Data records
- - -

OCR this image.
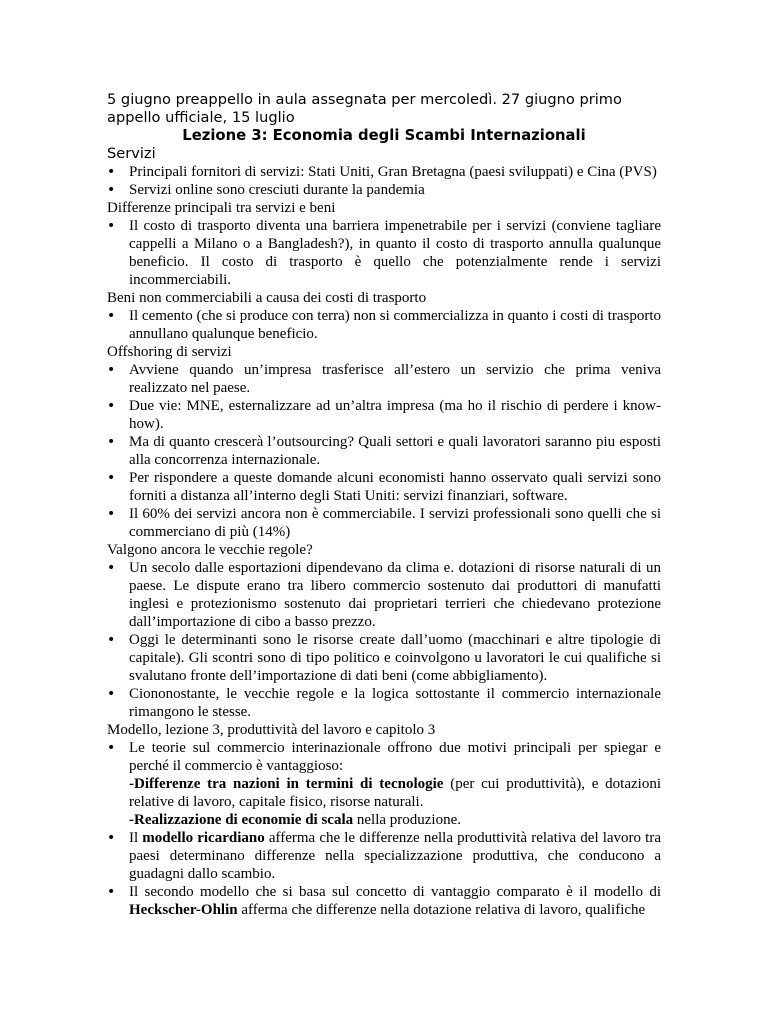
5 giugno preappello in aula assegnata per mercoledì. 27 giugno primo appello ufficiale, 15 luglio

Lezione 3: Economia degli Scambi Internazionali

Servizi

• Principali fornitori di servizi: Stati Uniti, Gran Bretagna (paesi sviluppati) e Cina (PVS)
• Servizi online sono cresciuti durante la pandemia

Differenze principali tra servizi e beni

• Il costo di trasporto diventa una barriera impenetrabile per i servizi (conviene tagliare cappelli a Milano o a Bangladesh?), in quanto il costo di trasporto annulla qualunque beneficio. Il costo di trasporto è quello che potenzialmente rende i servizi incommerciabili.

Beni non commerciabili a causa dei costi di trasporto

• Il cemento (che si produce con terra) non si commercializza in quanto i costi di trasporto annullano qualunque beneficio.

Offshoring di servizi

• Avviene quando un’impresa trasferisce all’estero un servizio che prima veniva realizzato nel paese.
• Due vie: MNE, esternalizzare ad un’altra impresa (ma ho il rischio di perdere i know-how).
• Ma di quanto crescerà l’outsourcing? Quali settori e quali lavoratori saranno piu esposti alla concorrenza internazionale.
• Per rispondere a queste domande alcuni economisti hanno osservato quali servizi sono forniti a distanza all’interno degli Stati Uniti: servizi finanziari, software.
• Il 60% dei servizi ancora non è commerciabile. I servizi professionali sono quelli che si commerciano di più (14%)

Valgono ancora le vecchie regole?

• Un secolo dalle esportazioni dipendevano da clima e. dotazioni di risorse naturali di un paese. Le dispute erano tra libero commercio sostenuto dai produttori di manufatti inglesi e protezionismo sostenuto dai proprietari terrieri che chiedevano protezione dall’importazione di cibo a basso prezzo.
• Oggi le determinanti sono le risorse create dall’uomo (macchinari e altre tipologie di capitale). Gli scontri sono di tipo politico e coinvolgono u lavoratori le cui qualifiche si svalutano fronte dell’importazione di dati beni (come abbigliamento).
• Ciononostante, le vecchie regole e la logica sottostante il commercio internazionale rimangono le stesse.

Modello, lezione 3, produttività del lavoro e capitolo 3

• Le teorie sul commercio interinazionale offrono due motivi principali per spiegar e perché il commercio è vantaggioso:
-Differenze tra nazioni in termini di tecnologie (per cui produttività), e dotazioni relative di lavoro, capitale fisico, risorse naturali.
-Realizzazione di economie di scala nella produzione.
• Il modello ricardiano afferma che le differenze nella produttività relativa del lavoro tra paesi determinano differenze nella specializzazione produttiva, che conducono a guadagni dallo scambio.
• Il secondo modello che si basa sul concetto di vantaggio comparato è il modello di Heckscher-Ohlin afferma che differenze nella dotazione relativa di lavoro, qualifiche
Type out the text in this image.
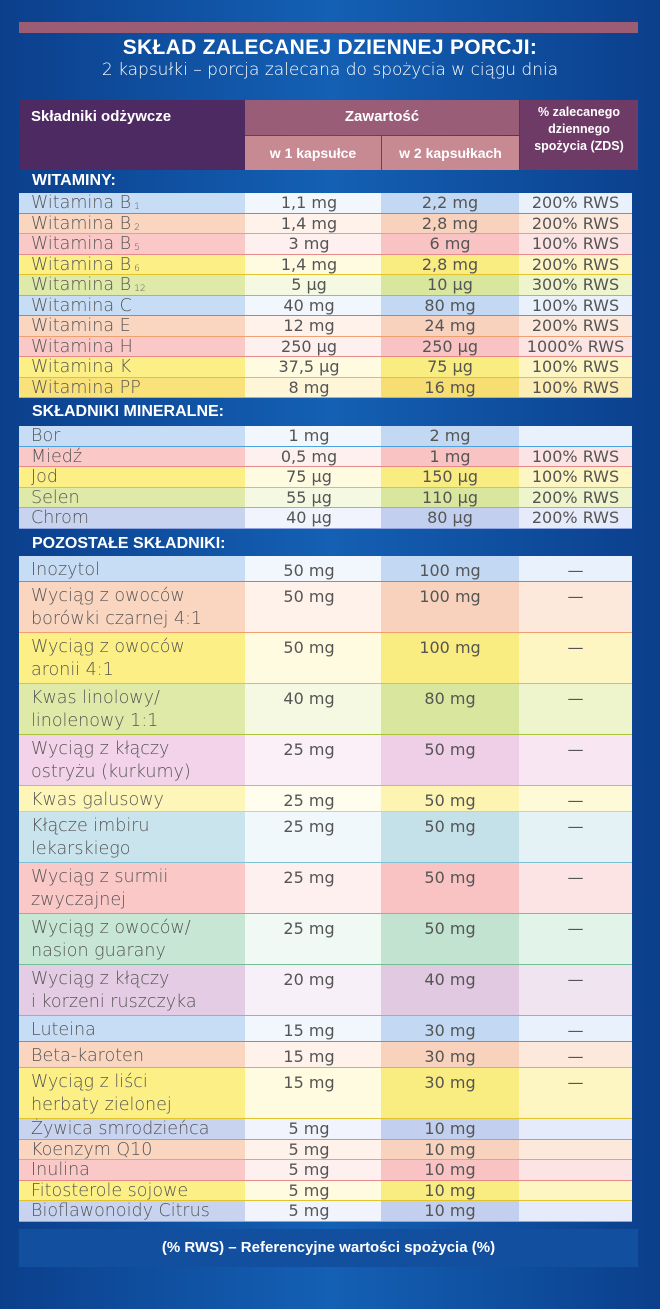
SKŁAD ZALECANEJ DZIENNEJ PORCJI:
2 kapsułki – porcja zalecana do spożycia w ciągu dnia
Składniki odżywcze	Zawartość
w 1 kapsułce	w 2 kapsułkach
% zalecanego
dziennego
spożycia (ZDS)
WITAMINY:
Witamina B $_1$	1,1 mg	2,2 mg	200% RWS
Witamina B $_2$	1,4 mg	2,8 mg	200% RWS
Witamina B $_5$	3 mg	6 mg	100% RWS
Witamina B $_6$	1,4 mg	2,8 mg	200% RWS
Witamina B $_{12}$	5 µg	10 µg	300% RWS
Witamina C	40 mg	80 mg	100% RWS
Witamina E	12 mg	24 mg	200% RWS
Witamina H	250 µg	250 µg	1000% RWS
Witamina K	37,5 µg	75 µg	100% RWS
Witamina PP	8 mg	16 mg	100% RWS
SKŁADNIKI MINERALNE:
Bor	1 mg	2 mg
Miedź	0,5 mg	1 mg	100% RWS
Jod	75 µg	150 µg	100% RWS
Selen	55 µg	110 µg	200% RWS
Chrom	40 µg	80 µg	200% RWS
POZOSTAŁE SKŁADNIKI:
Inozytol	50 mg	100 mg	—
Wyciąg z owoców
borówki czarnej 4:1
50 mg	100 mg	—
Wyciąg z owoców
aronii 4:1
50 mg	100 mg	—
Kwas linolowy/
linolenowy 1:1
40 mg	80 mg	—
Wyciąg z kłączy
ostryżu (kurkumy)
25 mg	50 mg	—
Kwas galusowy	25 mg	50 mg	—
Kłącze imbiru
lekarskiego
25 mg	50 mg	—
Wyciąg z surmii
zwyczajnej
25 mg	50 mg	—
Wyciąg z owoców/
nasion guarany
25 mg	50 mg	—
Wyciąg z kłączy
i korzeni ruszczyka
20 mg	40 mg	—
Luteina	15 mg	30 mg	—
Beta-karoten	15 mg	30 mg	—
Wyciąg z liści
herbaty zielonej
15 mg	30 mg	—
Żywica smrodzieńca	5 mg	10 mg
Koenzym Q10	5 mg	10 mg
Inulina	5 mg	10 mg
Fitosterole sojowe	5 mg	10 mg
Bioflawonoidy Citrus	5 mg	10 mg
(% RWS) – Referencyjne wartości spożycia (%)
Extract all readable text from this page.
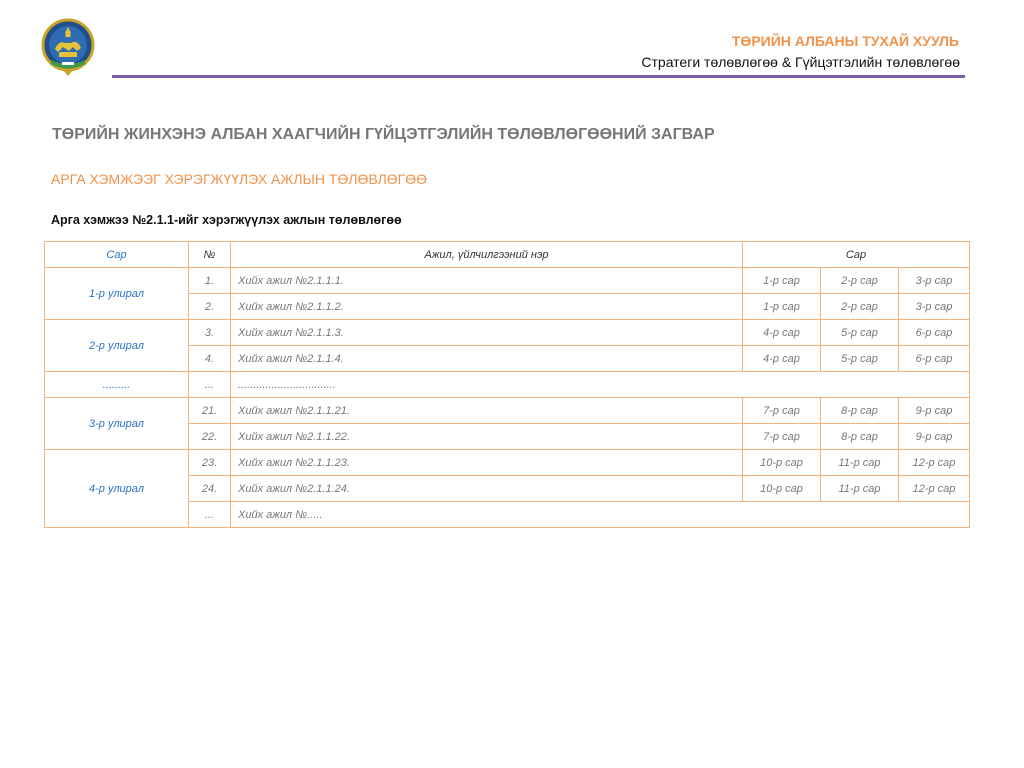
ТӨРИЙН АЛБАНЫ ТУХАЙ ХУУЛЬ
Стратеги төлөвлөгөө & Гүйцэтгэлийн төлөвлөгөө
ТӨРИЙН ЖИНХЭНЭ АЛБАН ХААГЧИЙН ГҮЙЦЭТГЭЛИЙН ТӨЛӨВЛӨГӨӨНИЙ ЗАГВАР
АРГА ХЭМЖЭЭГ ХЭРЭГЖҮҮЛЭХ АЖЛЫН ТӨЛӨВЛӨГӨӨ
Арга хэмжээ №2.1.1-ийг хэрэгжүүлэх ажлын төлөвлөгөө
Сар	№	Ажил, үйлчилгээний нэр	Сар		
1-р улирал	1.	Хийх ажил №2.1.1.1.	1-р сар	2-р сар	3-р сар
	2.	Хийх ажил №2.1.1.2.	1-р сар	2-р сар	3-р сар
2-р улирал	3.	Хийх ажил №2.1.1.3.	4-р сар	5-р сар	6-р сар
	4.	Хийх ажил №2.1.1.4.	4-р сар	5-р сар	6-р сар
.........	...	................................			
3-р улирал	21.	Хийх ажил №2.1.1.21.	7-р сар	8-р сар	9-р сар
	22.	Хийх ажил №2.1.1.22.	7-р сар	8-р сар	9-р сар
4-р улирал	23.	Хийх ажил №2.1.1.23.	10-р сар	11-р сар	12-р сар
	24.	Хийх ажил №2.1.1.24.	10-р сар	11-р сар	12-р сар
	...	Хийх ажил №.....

- - -

### Written task
Without including any picture, repeat the data exactly.

### Written reply
OCR this image.
5 giugno preappello in aula assegnata per mercoledì. 27 giugno primo appello ufficiale, 15 luglio

Lezione 3: Economia degli Scambi Internazionali

Servizi

• Principali fornitori di servizi: Stati Uniti, Gran Bretagna (paesi sviluppati) e Cina (PVS)
• Servizi online sono cresciuti durante la pandemia

Differenze principali tra servizi e beni

• Il costo di trasporto diventa una barriera impenetrabile per i servizi (conviene tagliare cappelli a Milano o a Bangladesh?), in quanto il costo di trasporto annulla qualunque beneficio. Il costo di trasporto è quello che potenzialmente rende i servizi incommerciabili.

Beni non commerciabili a causa dei costi di trasporto

• Il cemento (che si produce con terra) non si commercializza in quanto i costi di trasporto annullano qualunque beneficio.

Offshoring di servizi

• Avviene quando un’impresa trasferisce all’estero un servizio che prima veniva realizzato nel paese.
• Due vie: MNE, esternalizzare ad un’altra impresa (ma ho il rischio di perdere i know-how).
• Ma di quanto crescerà l’outsourcing? Quali settori e quali lavoratori saranno piu esposti alla concorrenza internazionale.
• Per rispondere a queste domande alcuni economisti hanno osservato quali servizi sono forniti a distanza all’interno degli Stati Uniti: servizi finanziari, software.
• Il 60% dei servizi ancora non è commerciabile. I servizi professionali sono quelli che si commerciano di più (14%)

Valgono ancora le vecchie regole?

• Un secolo dalle esportazioni dipendevano da clima e. dotazioni di risorse naturali di un paese. Le dispute erano tra libero commercio sostenuto dai produttori di manufatti inglesi e protezionismo sostenuto dai proprietari terrieri che chiedevano protezione dall’importazione di cibo a basso prezzo.
• Oggi le determinanti sono le risorse create dall’uomo (macchinari e altre tipologie di capitale). Gli scontri sono di tipo politico e coinvolgono u lavoratori le cui qualifiche si svalutano fronte dell’importazione di dati beni (come abbigliamento).
• Ciononostante, le vecchie regole e la logica sottostante il commercio internazionale rimangono le stesse.

Modello, lezione 3, produttività del lavoro e capitolo 3

• Le teorie sul commercio interinazionale offrono due motivi principali per spiegar e perché il commercio è vantaggioso:
-Differenze tra nazioni in termini di tecnologie (per cui produttività), e dotazioni relative di lavoro, capitale fisico, risorse naturali.
-Realizzazione di economie di scala nella produzione.
• Il modello ricardiano afferma che le differenze nella produttività relativa del lavoro tra paesi determinano differenze nella specializzazione produttiva, che conducono a guadagni dallo scambio.
• Il secondo modello che si basa sul concetto di vantaggio comparato è il modello di Heckscher-Ohlin afferma che differenze nella dotazione relativa di lavoro, qualifiche
Type out the text in this image.
SKŁAD ZALECANEJ DZIENNEJ PORCJI:
2 kapsułki – porcja zalecana do spożycia w ciągu dnia
Składniki odżywcze	Zawartość
w 1 kapsułce	w 2 kapsułkach
% zalecanego
dziennego
spożycia (ZDS)
WITAMINY:
Witamina B $_1$	1,1 mg	2,2 mg	200% RWS
Witamina B $_2$	1,4 mg	2,8 mg	200% RWS
Witamina B $_5$	3 mg	6 mg	100% RWS
Witamina B $_6$	1,4 mg	2,8 mg	200% RWS
Witamina B $_{12}$	5 µg	10 µg	300% RWS
Witamina C	40 mg	80 mg	100% RWS
Witamina E	12 mg	24 mg	200% RWS
Witamina H	250 µg	250 µg	1000% RWS
Witamina K	37,5 µg	75 µg	100% RWS
Witamina PP	8 mg	16 mg	100% RWS
SKŁADNIKI MINERALNE:
Bor	1 mg	2 mg
Miedź	0,5 mg	1 mg	100% RWS
Jod	75 µg	150 µg	100% RWS
Selen	55 µg	110 µg	200% RWS
Chrom	40 µg	80 µg	200% RWS
POZOSTAŁE SKŁADNIKI:
Inozytol	50 mg	100 mg	—
Wyciąg z owoców
borówki czarnej 4:1
50 mg	100 mg	—
Wyciąg z owoców
aronii 4:1
50 mg	100 mg	—
Kwas linolowy/
linolenowy 1:1
40 mg	80 mg	—
Wyciąg z kłączy
ostryżu (kurkumy)
25 mg	50 mg	—
Kwas galusowy	25 mg	50 mg	—
Kłącze imbiru
lekarskiego
25 mg	50 mg	—
Wyciąg z surmii
zwyczajnej
25 mg	50 mg	—
Wyciąg z owoców/
nasion guarany
25 mg	50 mg	—
Wyciąg z kłączy
i korzeni ruszczyka
20 mg	40 mg	—
Luteina	15 mg	30 mg	—
Beta-karoten	15 mg	30 mg	—
Wyciąg z liści
herbaty zielonej
15 mg	30 mg	—
Żywica smrodzieńca	5 mg	10 mg
Koenzym Q10	5 mg	10 mg
Inulina	5 mg	10 mg
Fitosterole sojowe	5 mg	10 mg
Bioflawonoidy Citrus	5 mg	10 mg
(% RWS) – Referencyjne wartości spożycia (%)
Extract all readable text from this page.
ТӨРИЙН АЛБАНЫ ТУХАЙ ХУУЛЬ
Стратеги төлөвлөгөө & Гүйцэтгэлийн төлөвлөгөө
ТӨРИЙН ЖИНХЭНЭ АЛБАН ХААГЧИЙН ГҮЙЦЭТГЭЛИЙН ТӨЛӨВЛӨГӨӨНИЙ ЗАГВАР
АРГА ХЭМЖЭЭГ ХЭРЭГЖҮҮЛЭХ АЖЛЫН ТӨЛӨВЛӨГӨӨ
Арга хэмжээ №2.1.1-ийг хэрэгжүүлэх ажлын төлөвлөгөө
Сар	№	Ажил, үйлчилгээний нэр	Сар		
1-р улирал	1.	Хийх ажил №2.1.1.1.	1-р сар	2-р сар	3-р сар
	2.	Хийх ажил №2.1.1.2.	1-р сар	2-р сар	3-р сар
2-р улирал	3.	Хийх ажил №2.1.1.3.	4-р сар	5-р сар	6-р сар
	4.	Хийх ажил №2.1.1.4.	4-р сар	5-р сар	6-р сар
.........	...	................................			
3-р улирал	21.	Хийх ажил №2.1.1.21.	7-р сар	8-р сар	9-р сар
	22.	Хийх ажил №2.1.1.22.	7-р сар	8-р сар	9-р сар
4-р улирал	23.	Хийх ажил №2.1.1.23.	10-р сар	11-р сар	12-р сар
	24.	Хийх ажил №2.1.1.24.	10-р сар	11-р сар	12-р сар
	...	Хийх ажил №.....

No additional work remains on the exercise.